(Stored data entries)
· · ·
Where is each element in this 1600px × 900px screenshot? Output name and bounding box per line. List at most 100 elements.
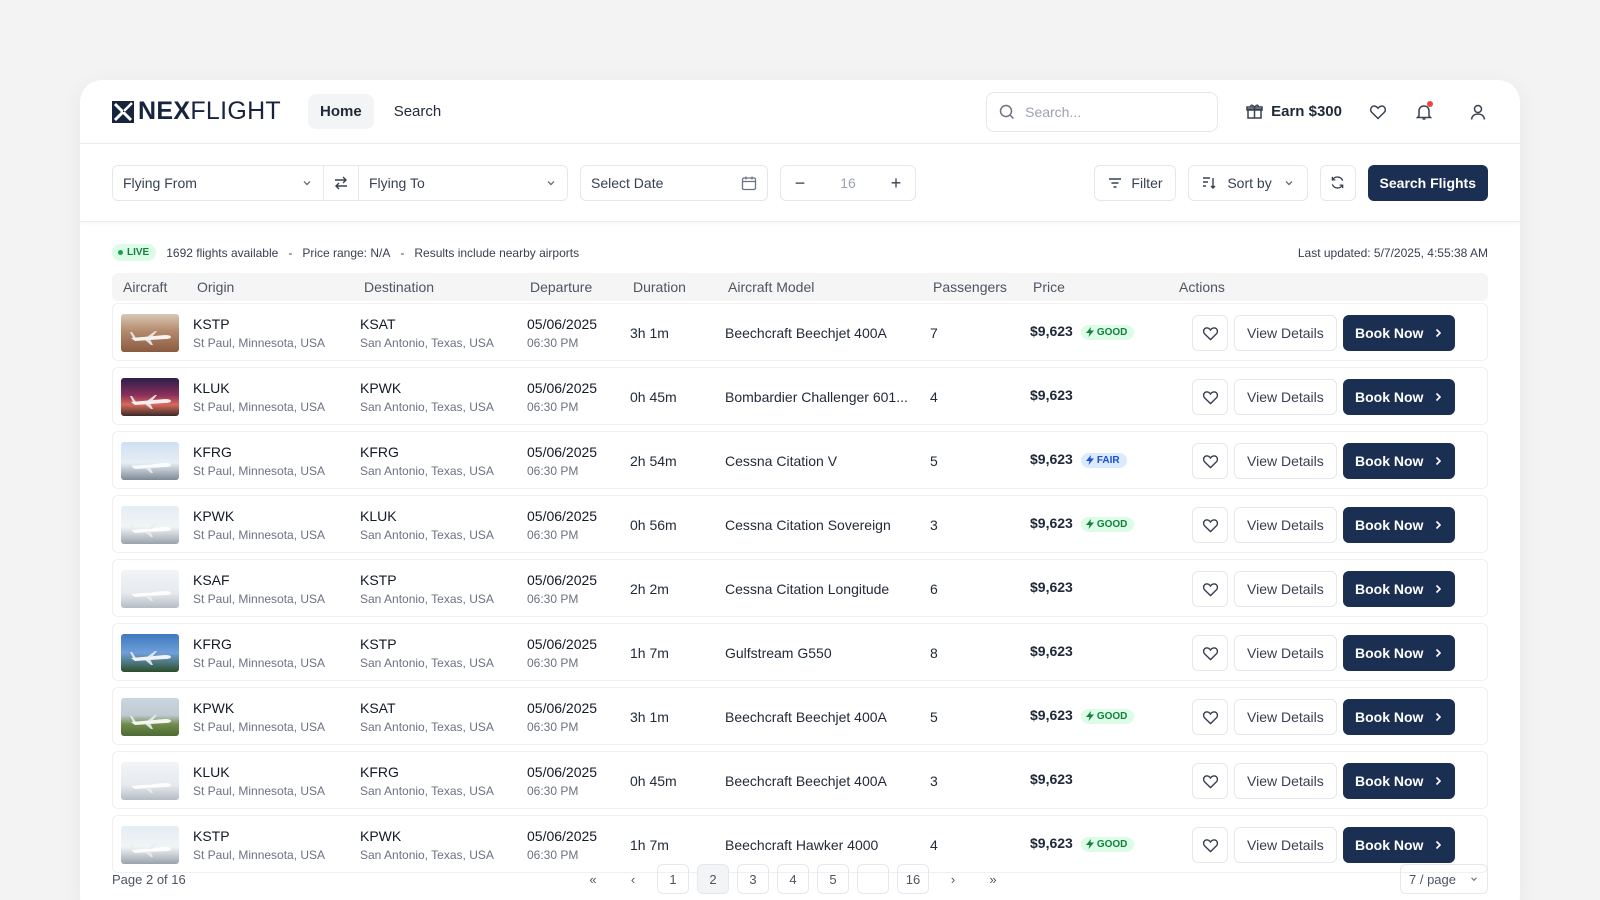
table-row[interactable]: KFRG St Paul, Minnesota, USA KFRG San An…: [112, 431, 1488, 489]
col-aircraft-model[interactable]: Aircraft Model: [728, 279, 814, 295]
page-16-button[interactable]: 16: [897, 864, 929, 894]
increment-button[interactable]: +: [887, 174, 905, 192]
filter-button[interactable]: Filter: [1094, 164, 1176, 201]
book-now-button[interactable]: Book Now: [1343, 763, 1456, 799]
origin-cell: KPWK St Paul, Minnesota, USA: [193, 700, 325, 734]
bolt-icon: [1085, 455, 1094, 466]
col-price[interactable]: Price: [1033, 279, 1065, 295]
favorite-button[interactable]: [1192, 699, 1228, 735]
departure-cell: 05/06/2025 06:30 PM: [527, 700, 597, 734]
favorite-button[interactable]: [1192, 315, 1228, 351]
origin-cell: KPWK St Paul, Minnesota, USA: [193, 508, 325, 542]
favorite-button[interactable]: [1192, 379, 1228, 415]
favorite-button[interactable]: [1192, 507, 1228, 543]
view-details-button[interactable]: View Details: [1234, 315, 1337, 351]
book-now-button[interactable]: Book Now: [1343, 379, 1456, 415]
earn-referral-link[interactable]: Earn $300: [1246, 103, 1342, 120]
view-details-button[interactable]: View Details: [1234, 635, 1337, 671]
book-now-button[interactable]: Book Now: [1343, 571, 1456, 607]
bolt-icon: [1085, 711, 1094, 722]
favorite-button[interactable]: [1192, 443, 1228, 479]
heart-icon: [1202, 774, 1218, 789]
col-duration[interactable]: Duration: [633, 279, 686, 295]
table-row[interactable]: KSAF St Paul, Minnesota, USA KSTP San An…: [112, 559, 1488, 617]
destination-code: KLUK: [360, 508, 397, 524]
nav-search[interactable]: Search: [382, 94, 454, 129]
col-origin[interactable]: Origin: [197, 279, 234, 295]
price: $9,623: [1030, 771, 1073, 787]
view-details-button[interactable]: View Details: [1234, 507, 1337, 543]
book-now-label: Book Now: [1355, 389, 1424, 405]
table-row[interactable]: KFRG St Paul, Minnesota, USA KSTP San An…: [112, 623, 1488, 681]
view-details-button[interactable]: View Details: [1234, 699, 1337, 735]
sort-select[interactable]: Sort by: [1187, 164, 1308, 201]
book-now-button[interactable]: Book Now: [1343, 827, 1456, 863]
col-passengers[interactable]: Passengers: [933, 279, 1007, 295]
page-1-button[interactable]: 1: [657, 864, 689, 894]
book-now-button[interactable]: Book Now: [1343, 315, 1456, 351]
prev-page-button[interactable]: ‹: [617, 864, 649, 894]
favorite-button[interactable]: [1192, 571, 1228, 607]
flying-from-select[interactable]: Flying From: [113, 166, 323, 200]
favorite-button[interactable]: [1192, 763, 1228, 799]
favorite-button[interactable]: [1192, 827, 1228, 863]
origin-code: KPWK: [193, 700, 235, 716]
refresh-button[interactable]: [1319, 164, 1356, 201]
flying-to-select[interactable]: Flying To: [359, 166, 567, 200]
col-aircraft[interactable]: Aircraft: [123, 279, 167, 295]
favorite-button[interactable]: [1192, 635, 1228, 671]
per-page-select[interactable]: 7 / page: [1400, 864, 1488, 894]
passengers: 6: [930, 581, 938, 597]
book-now-button[interactable]: Book Now: [1343, 635, 1456, 671]
view-details-button[interactable]: View Details: [1234, 443, 1337, 479]
search-input[interactable]: [1025, 103, 1196, 120]
date-picker[interactable]: Select Date: [580, 164, 768, 201]
col-departure[interactable]: Departure: [530, 279, 592, 295]
book-now-button[interactable]: Book Now: [1343, 507, 1456, 543]
profile-button[interactable]: [1468, 102, 1488, 122]
departure-date: 05/06/2025: [527, 828, 598, 844]
departure-date: 05/06/2025: [527, 636, 598, 652]
book-now-button[interactable]: Book Now: [1343, 443, 1456, 479]
page-2-button[interactable]: 2: [697, 864, 729, 894]
duration: 3h 1m: [630, 325, 669, 341]
price: $9,623: [1030, 323, 1073, 339]
passenger-count[interactable]: 16: [840, 175, 856, 191]
notifications-button[interactable]: [1414, 100, 1434, 122]
page-4-button[interactable]: 4: [777, 864, 809, 894]
chevron-right-icon: [1436, 648, 1442, 658]
last-page-button[interactable]: »: [977, 864, 1009, 894]
passengers: 5: [930, 453, 938, 469]
heart-icon: [1202, 454, 1218, 469]
table-row[interactable]: KLUK St Paul, Minnesota, USA KFRG San An…: [112, 751, 1488, 809]
destination-code: KSAT: [360, 316, 396, 332]
last-updated: Last updated: 5/7/2025, 4:55:38 AM: [1297, 245, 1488, 260]
destination-code: KFRG: [360, 444, 399, 460]
page-3-button[interactable]: 3: [737, 864, 769, 894]
next-page-button[interactable]: ›: [937, 864, 969, 894]
table-row[interactable]: KLUK St Paul, Minnesota, USA KPWK San An…: [112, 367, 1488, 425]
page-5-button[interactable]: 5: [817, 864, 849, 894]
book-now-button[interactable]: Book Now: [1343, 699, 1456, 735]
origin-code: KPWK: [193, 508, 235, 524]
decrement-button[interactable]: −: [791, 174, 809, 192]
table-row[interactable]: KPWK St Paul, Minnesota, USA KSAT San An…: [112, 687, 1488, 745]
first-page-button[interactable]: «: [577, 864, 609, 894]
page-ellipsis-button[interactable]: [857, 864, 889, 894]
swap-route-button[interactable]: [323, 165, 359, 200]
view-details-button[interactable]: View Details: [1234, 827, 1337, 863]
nav-home[interactable]: Home: [308, 94, 374, 129]
logo[interactable]: NEXFLIGHT: [112, 97, 308, 126]
view-details-button[interactable]: View Details: [1234, 763, 1337, 799]
favorites-button[interactable]: [1368, 102, 1388, 122]
search-box[interactable]: [986, 91, 1219, 132]
destination-city: San Antonio, Texas, USA: [360, 784, 494, 798]
aircraft-icon: [130, 395, 171, 409]
col-destination[interactable]: Destination: [364, 279, 434, 295]
view-details-button[interactable]: View Details: [1234, 379, 1337, 415]
search-flights-button[interactable]: Search Flights: [1367, 164, 1488, 201]
deal-badge: FAIR: [1080, 452, 1127, 468]
table-row[interactable]: KSTP St Paul, Minnesota, USA KSAT San An…: [112, 303, 1488, 361]
table-row[interactable]: KPWK St Paul, Minnesota, USA KLUK San An…: [112, 495, 1488, 553]
view-details-button[interactable]: View Details: [1234, 571, 1337, 607]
· · ·
Rewrite every one of the records above, swapping "bounding box" for "enclosing rectangle" and keeping everything else the same. Omit the pictures.

• **EXERCISE RESULT**
Where is each element in this 1600px × 900px screenshot? Output name and enclosing rectangle per line. List at most 100 elements.
table-row[interactable]: KFRG St Paul, Minnesota, USA KFRG San An…: [112, 431, 1488, 489]
col-aircraft-model[interactable]: Aircraft Model: [728, 279, 814, 295]
page-16-button[interactable]: 16: [897, 864, 929, 894]
increment-button[interactable]: +: [887, 174, 905, 192]
filter-button[interactable]: Filter: [1094, 164, 1176, 201]
book-now-button[interactable]: Book Now: [1343, 763, 1456, 799]
origin-cell: KPWK St Paul, Minnesota, USA: [193, 700, 325, 734]
bolt-icon: [1085, 455, 1094, 466]
col-price[interactable]: Price: [1033, 279, 1065, 295]
favorite-button[interactable]: [1192, 699, 1228, 735]
departure-cell: 05/06/2025 06:30 PM: [527, 700, 597, 734]
favorite-button[interactable]: [1192, 315, 1228, 351]
origin-cell: KPWK St Paul, Minnesota, USA: [193, 508, 325, 542]
favorite-button[interactable]: [1192, 379, 1228, 415]
favorite-button[interactable]: [1192, 507, 1228, 543]
view-details-button[interactable]: View Details: [1234, 315, 1337, 351]
book-now-button[interactable]: Book Now: [1343, 379, 1456, 415]
earn-referral-link[interactable]: Earn $300: [1246, 103, 1342, 120]
view-details-button[interactable]: View Details: [1234, 635, 1337, 671]
book-now-button[interactable]: Book Now: [1343, 571, 1456, 607]
bolt-icon: [1085, 711, 1094, 722]
favorite-button[interactable]: [1192, 443, 1228, 479]
heart-icon: [1202, 774, 1218, 789]
col-duration[interactable]: Duration: [633, 279, 686, 295]
table-row[interactable]: KSAF St Paul, Minnesota, USA KSTP San An…: [112, 559, 1488, 617]
destination-code: KLUK: [360, 508, 397, 524]
nav-search[interactable]: Search: [382, 94, 454, 129]
col-origin[interactable]: Origin: [197, 279, 234, 295]
price: $9,623: [1030, 771, 1073, 787]
view-details-button[interactable]: View Details: [1234, 507, 1337, 543]
book-now-label: Book Now: [1355, 389, 1424, 405]
table-row[interactable]: KFRG St Paul, Minnesota, USA KSTP San An…: [112, 623, 1488, 681]
view-details-button[interactable]: View Details: [1234, 699, 1337, 735]
sort-select[interactable]: Sort by: [1187, 164, 1308, 201]
book-now-button[interactable]: Book Now: [1343, 827, 1456, 863]
col-passengers[interactable]: Passengers: [933, 279, 1007, 295]
page-1-button[interactable]: 1: [657, 864, 689, 894]
book-now-button[interactable]: Book Now: [1343, 315, 1456, 351]
prev-page-button[interactable]: ‹: [617, 864, 649, 894]
favorite-button[interactable]: [1192, 571, 1228, 607]
flying-from-select[interactable]: Flying From: [113, 166, 323, 200]
favorite-button[interactable]: [1192, 763, 1228, 799]
favorite-button[interactable]: [1192, 827, 1228, 863]
origin-code: KPWK: [193, 700, 235, 716]
refresh-button[interactable]: [1319, 164, 1356, 201]
flying-to-select[interactable]: Flying To: [359, 166, 567, 200]
col-aircraft[interactable]: Aircraft: [123, 279, 167, 295]
favorite-button[interactable]: [1192, 635, 1228, 671]
per-page-select[interactable]: 7 / page: [1400, 864, 1488, 894]
passengers: 6: [930, 581, 938, 597]
book-now-button[interactable]: Book Now: [1343, 635, 1456, 671]
view-details-button[interactable]: View Details: [1234, 443, 1337, 479]
search-input[interactable]: [1025, 103, 1196, 120]
date-picker[interactable]: Select Date: [580, 164, 768, 201]
col-departure[interactable]: Departure: [530, 279, 592, 295]
book-now-button[interactable]: Book Now: [1343, 507, 1456, 543]
profile-button[interactable]: [1468, 102, 1488, 122]
departure-date: 05/06/2025: [527, 828, 598, 844]
departure-date: 05/06/2025: [527, 636, 598, 652]
book-now-button[interactable]: Book Now: [1343, 443, 1456, 479]
page-2-button[interactable]: 2: [697, 864, 729, 894]
duration: 3h 1m: [630, 325, 669, 341]
price: $9,623: [1030, 323, 1073, 339]
passenger-count[interactable]: 16: [840, 175, 856, 191]
notifications-button[interactable]: [1414, 100, 1434, 122]
page-4-button[interactable]: 4: [777, 864, 809, 894]
chevron-right-icon: [1436, 648, 1442, 658]
last-page-button[interactable]: »: [977, 864, 1009, 894]
passengers: 5: [930, 453, 938, 469]
heart-icon: [1202, 454, 1218, 469]
table-row[interactable]: KLUK St Paul, Minnesota, USA KFRG San An…: [112, 751, 1488, 809]
destination-code: KSAT: [360, 316, 396, 332]
last-updated: Last updated: 5/7/2025, 4:55:38 AM: [1297, 245, 1488, 260]
destination-code: KFRG: [360, 444, 399, 460]
page-3-button[interactable]: 3: [737, 864, 769, 894]
next-page-button[interactable]: ›: [937, 864, 969, 894]
table-row[interactable]: KLUK St Paul, Minnesota, USA KPWK San An…: [112, 367, 1488, 425]
page-5-button[interactable]: 5: [817, 864, 849, 894]
book-now-button[interactable]: Book Now: [1343, 699, 1456, 735]
origin-code: KPWK: [193, 508, 235, 524]
decrement-button[interactable]: −: [791, 174, 809, 192]
table-row[interactable]: KPWK St Paul, Minnesota, USA KSAT San An…: [112, 687, 1488, 745]
first-page-button[interactable]: «: [577, 864, 609, 894]
page-ellipsis-button[interactable]: [857, 864, 889, 894]
swap-route-button[interactable]: [323, 165, 359, 200]
view-details-button[interactable]: View Details: [1234, 827, 1337, 863]
nav-home[interactable]: Home: [308, 94, 374, 129]
logo[interactable]: NEXFLIGHT: [112, 97, 308, 126]
view-details-button[interactable]: View Details: [1234, 763, 1337, 799]
favorites-button[interactable]: [1368, 102, 1388, 122]
search-box[interactable]: [986, 91, 1219, 132]
destination-city: San Antonio, Texas, USA: [360, 784, 494, 798]
aircraft-icon: [130, 395, 171, 409]
col-destination[interactable]: Destination: [364, 279, 434, 295]
view-details-button[interactable]: View Details: [1234, 379, 1337, 415]
search-flights-button[interactable]: Search Flights: [1367, 164, 1488, 201]
deal-badge: FAIR: [1080, 452, 1127, 468]
table-row[interactable]: KSTP St Paul, Minnesota, USA KSAT San An…: [112, 303, 1488, 361]
table-row[interactable]: KPWK St Paul, Minnesota, USA KLUK San An…: [112, 495, 1488, 553]
view-details-button[interactable]: View Details: [1234, 571, 1337, 607]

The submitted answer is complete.